Task to complete: All lines below containing "partition" are to be listed.

========

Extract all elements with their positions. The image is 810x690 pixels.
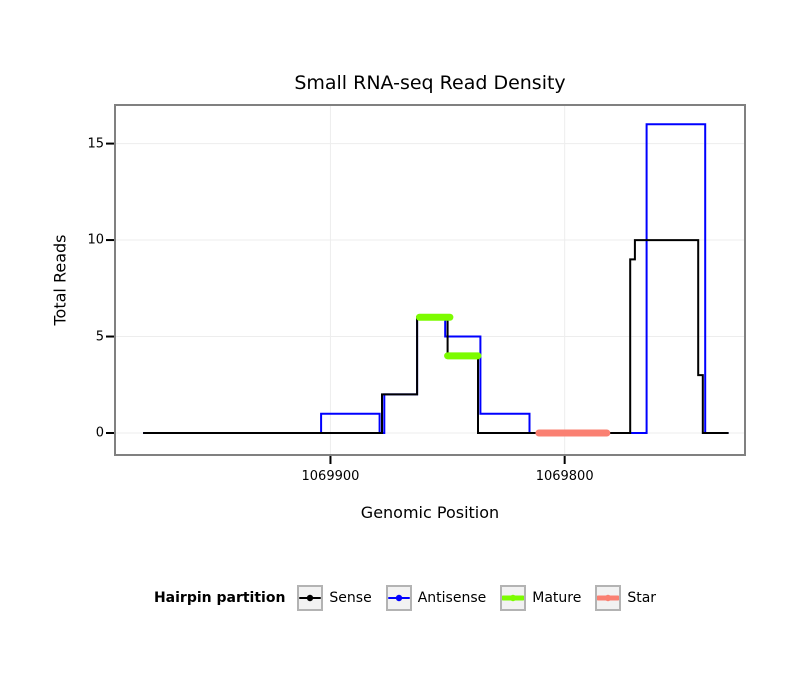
legend: Hairpin partition Sense Antisense Mature St… xyxy=(0,585,810,611)
legend-key-mature xyxy=(500,585,527,611)
legend-label: Star xyxy=(627,590,657,606)
legend-key-glyph-icon xyxy=(502,594,525,602)
legend-label: Sense xyxy=(329,590,372,606)
plot-panel xyxy=(114,104,746,456)
x-tick-label: 1069900 xyxy=(301,469,360,484)
legend-key-glyph-icon xyxy=(387,594,410,602)
x-tick-label: 1069800 xyxy=(535,469,594,484)
y-axis-label: Total Reads xyxy=(50,234,70,326)
legend-item-antisense: Antisense xyxy=(385,585,487,611)
legend-items: Sense Antisense Mature Star xyxy=(297,585,656,611)
legend-label: Mature xyxy=(532,590,582,606)
y-tick-label: 5 xyxy=(95,329,104,345)
legend-label: Antisense xyxy=(417,590,487,606)
legend-item-mature: Mature xyxy=(500,585,581,611)
y-tick-label: 10 xyxy=(87,232,104,248)
legend-key-glyph-icon xyxy=(299,594,322,602)
chart-title: Small RNA-seq Read Density xyxy=(294,72,566,94)
legend-title: Hairpin partition xyxy=(153,590,286,606)
legend-item-star: Star xyxy=(595,585,656,611)
legend-key-star xyxy=(595,585,622,611)
legend-key-glyph-icon xyxy=(597,594,620,602)
legend-key-antisense xyxy=(385,585,412,611)
x-axis-label: Genomic Position xyxy=(360,503,500,522)
y-tick-label: 15 xyxy=(87,136,104,152)
legend-item-sense: Sense xyxy=(297,585,372,611)
y-tick-label: 0 xyxy=(95,425,104,441)
series-line-antisense xyxy=(143,123,729,434)
legend-key-sense xyxy=(297,585,324,611)
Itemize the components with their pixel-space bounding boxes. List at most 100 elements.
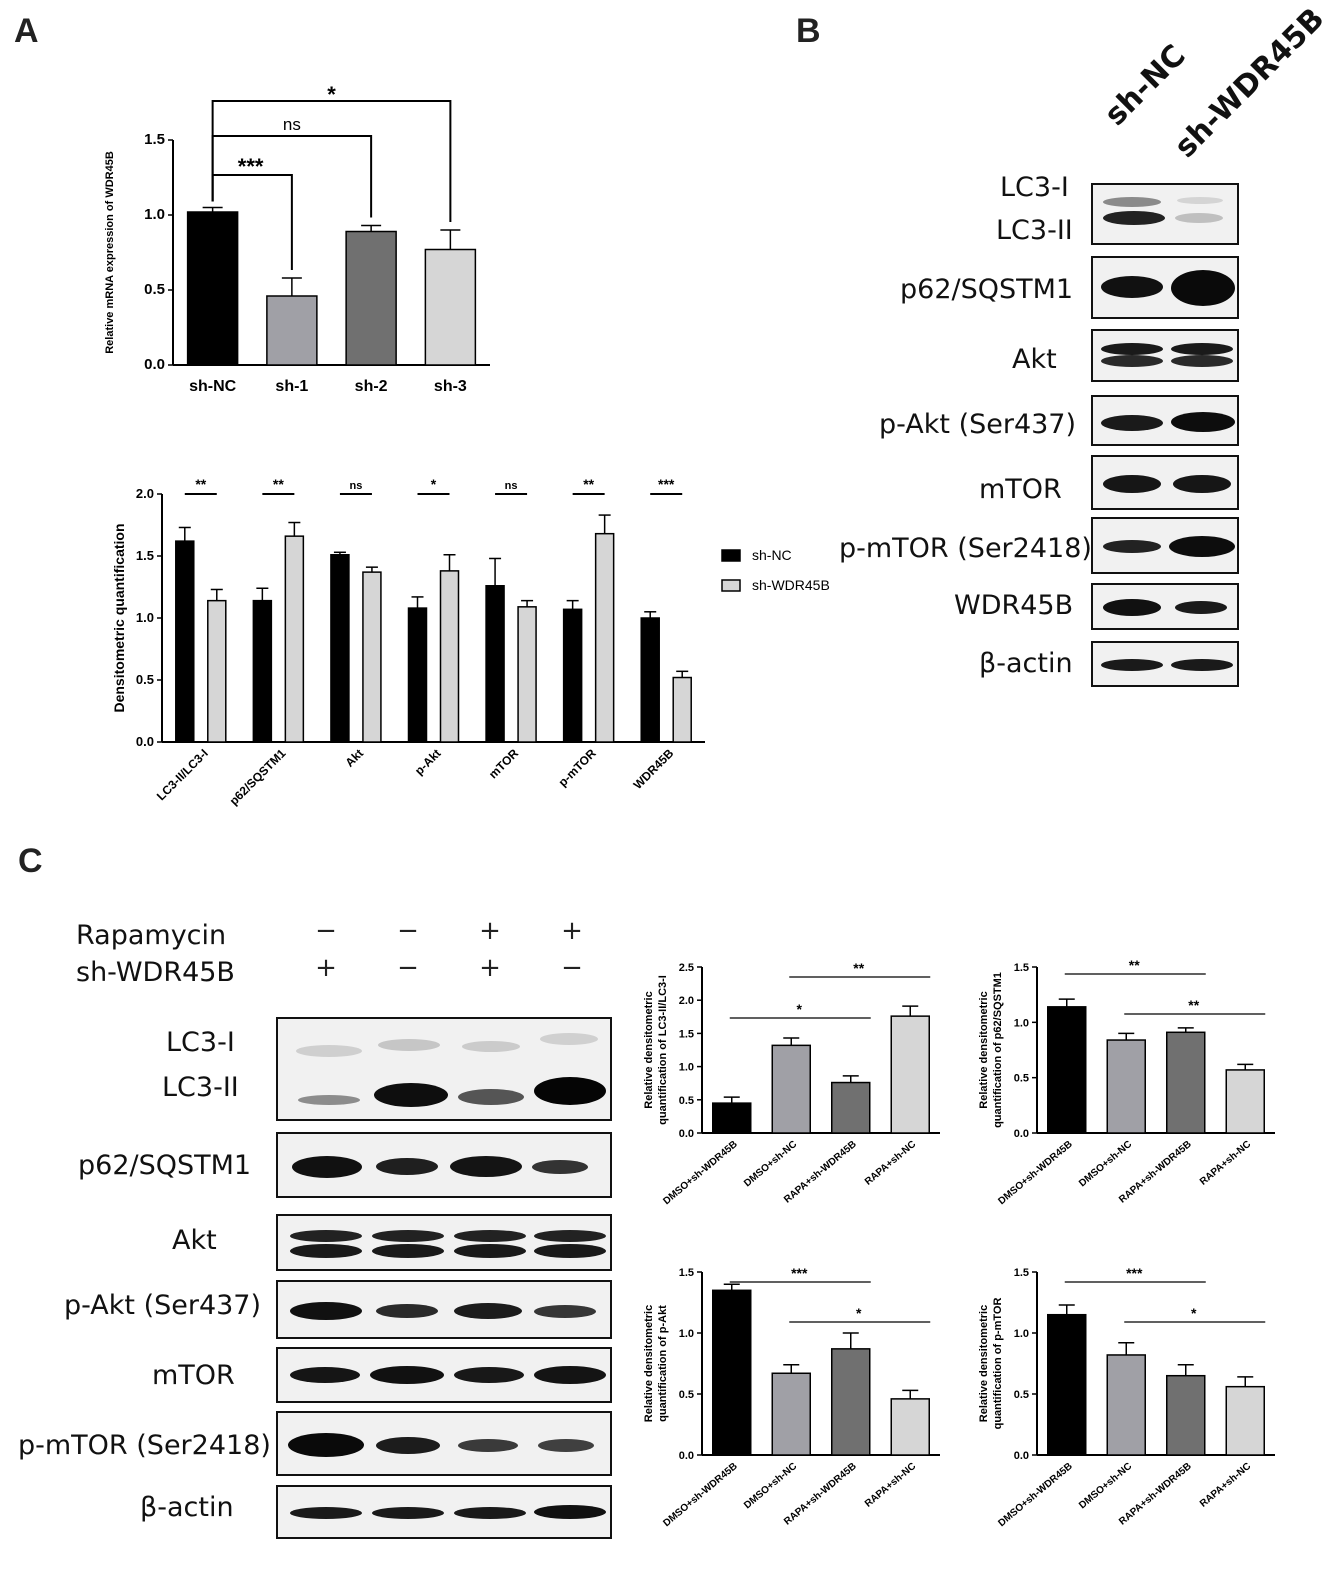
y-tick-label: 0.0 bbox=[679, 1450, 694, 1462]
y-axis-title: Densitometric quantification bbox=[111, 523, 127, 712]
legend-swatch bbox=[721, 579, 741, 592]
blot-label: p62/SQSTM1 bbox=[900, 274, 1074, 305]
x-tick-label: DMSO+sh-WDR45B bbox=[996, 1139, 1074, 1207]
x-tick-label: sh-2 bbox=[355, 378, 388, 395]
significance-label: *** bbox=[791, 1265, 808, 1281]
x-tick-label: DMSO+sh-NC bbox=[742, 1461, 799, 1511]
x-tick-label: p-mTOR bbox=[556, 746, 599, 789]
significance-label: ** bbox=[583, 476, 594, 492]
y-tick-label: 0.0 bbox=[679, 1128, 694, 1140]
blot-lc3 bbox=[1091, 183, 1239, 245]
bar bbox=[362, 571, 382, 743]
bar bbox=[771, 1372, 811, 1456]
significance-label: ** bbox=[195, 476, 206, 492]
blot-label: Akt bbox=[172, 1225, 217, 1256]
significance-label: ** bbox=[1188, 997, 1199, 1013]
bar bbox=[594, 532, 615, 743]
blot-label: LC3-II bbox=[162, 1072, 239, 1103]
significance-label: *** bbox=[1126, 1265, 1143, 1281]
chart-p-akt: 0.0 0.5 1.0 1.5 DMSO+sh-WDR45B DMSO+sh-NC RAPA… bbox=[643, 1265, 940, 1529]
significance-label: ** bbox=[853, 960, 864, 976]
blot-c-akt bbox=[276, 1214, 612, 1271]
blot-akt bbox=[1091, 329, 1239, 382]
bar bbox=[771, 1044, 811, 1134]
sh-wdr45b-sign: + bbox=[479, 953, 501, 983]
bar bbox=[712, 1102, 752, 1134]
y-axis-title: Relative densitometric bbox=[643, 1305, 655, 1422]
y-tick-label: 0.5 bbox=[1014, 1389, 1029, 1401]
bar bbox=[1106, 1354, 1146, 1456]
y-tick-label: 1.0 bbox=[144, 206, 165, 223]
significance-label: * bbox=[431, 476, 437, 492]
rapamycin-sign: − bbox=[397, 916, 419, 946]
bar bbox=[266, 295, 318, 366]
y-tick-label: 1.5 bbox=[679, 1028, 694, 1040]
x-tick-label: DMSO+sh-NC bbox=[1077, 1461, 1134, 1511]
treatment-label-rapamycin: Rapamycin bbox=[76, 920, 227, 951]
significance-label: ns bbox=[283, 115, 301, 134]
lane-label-sh-wdr45b: sh-WDR45B bbox=[1168, 1, 1329, 165]
y-tick-label: 2.0 bbox=[136, 486, 154, 501]
bar bbox=[1047, 1313, 1087, 1456]
y-tick-label: 1.0 bbox=[679, 1328, 694, 1340]
bar bbox=[485, 585, 505, 743]
y-tick-label: 0.5 bbox=[679, 1389, 694, 1401]
panel-letter-a: A bbox=[14, 12, 39, 50]
bar bbox=[1166, 1374, 1206, 1456]
y-tick-label: 1.0 bbox=[136, 610, 154, 625]
y-tick-label: 0.0 bbox=[1014, 1128, 1029, 1140]
bar bbox=[1047, 1006, 1087, 1134]
rapamycin-sign: + bbox=[479, 916, 501, 946]
chart-p62: 0.0 0.5 1.0 1.5 DMSO+sh-WDR45B DMSO+sh-NC RAPA… bbox=[978, 957, 1275, 1207]
y-axis-title-line2: quantification of LC3-II/LC3-I bbox=[657, 975, 669, 1125]
y-axis-title: Relative densitometric bbox=[643, 991, 655, 1108]
y-tick-label: 1.0 bbox=[1014, 1017, 1029, 1029]
blot-c-b-actin bbox=[276, 1485, 612, 1539]
blot-c-mtor bbox=[276, 1347, 612, 1403]
bar bbox=[831, 1348, 871, 1456]
legend-swatch bbox=[721, 549, 741, 562]
blot-c-lc3 bbox=[276, 1017, 612, 1121]
y-tick-label: 0.5 bbox=[144, 281, 165, 298]
y-tick-label: 2.0 bbox=[679, 995, 694, 1007]
significance-label: ** bbox=[273, 476, 284, 492]
x-tick-label: DMSO+sh-NC bbox=[1077, 1139, 1134, 1189]
blot-label: p62/SQSTM1 bbox=[78, 1150, 252, 1181]
blot-c-p62 bbox=[276, 1132, 612, 1198]
x-tick-label: RAPA+sh-NC bbox=[1198, 1461, 1253, 1510]
chart-lc3-ratio: 0.0 0.5 1.0 1.5 2.0 2.5 DMSO+sh-WDR45B DMSO+sh-… bbox=[643, 960, 940, 1207]
blot-label: mTOR bbox=[152, 1360, 235, 1391]
significance-label: * bbox=[327, 82, 336, 107]
x-tick-label: p-Akt bbox=[412, 746, 444, 778]
x-tick-label: DMSO+sh-NC bbox=[742, 1139, 799, 1189]
bar bbox=[252, 599, 273, 743]
lane-label-sh-nc: sh-NC bbox=[1098, 38, 1193, 133]
blot-p-akt bbox=[1091, 395, 1239, 446]
y-tick-label: 0.0 bbox=[1014, 1450, 1029, 1462]
y-tick-label: 0.5 bbox=[679, 1095, 694, 1107]
x-tick-label: LC3-II/LC3-I bbox=[154, 746, 211, 803]
bar bbox=[1106, 1039, 1146, 1134]
y-axis-title: Relative mRNA expression of WDR45B bbox=[104, 151, 116, 354]
bar bbox=[1166, 1031, 1206, 1134]
treatment-label-sh-wdr45b: sh-WDR45B bbox=[76, 957, 235, 988]
significance-label: * bbox=[1191, 1305, 1197, 1321]
x-tick-label: DMSO+sh-WDR45B bbox=[996, 1461, 1074, 1529]
significance-label: ns bbox=[505, 480, 518, 492]
chart-p-mtor: 0.0 0.5 1.0 1.5 DMSO+sh-WDR45B DMSO+sh-NC RAPA… bbox=[978, 1265, 1275, 1529]
bar bbox=[672, 676, 692, 743]
significance-bracket bbox=[211, 100, 452, 222]
blot-p62 bbox=[1091, 256, 1239, 319]
blot-label: p-Akt (Ser437) bbox=[64, 1290, 262, 1321]
blot-label: p-mTOR (Ser2418) bbox=[18, 1430, 271, 1461]
x-tick-label: p62/SQSTM1 bbox=[227, 746, 289, 808]
bar bbox=[712, 1289, 752, 1456]
bar bbox=[207, 599, 227, 743]
y-tick-label: 1.0 bbox=[1014, 1328, 1029, 1340]
chart-densitometric-quantification: 0.0 0.5 1.0 1.5 2.0 Densitometric quantificat… bbox=[111, 476, 830, 808]
bar bbox=[284, 535, 305, 743]
blot-label: LC3-I bbox=[1000, 172, 1069, 203]
significance-label: *** bbox=[658, 476, 675, 492]
y-tick-label: 1.5 bbox=[136, 548, 154, 563]
blot-c-p-akt bbox=[276, 1280, 612, 1339]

========

The completed task:
legend: Hairpin partition Sense Antisense Mature St… xyxy=(0,585,810,611)
legend-title: Hairpin partition xyxy=(153,590,286,606)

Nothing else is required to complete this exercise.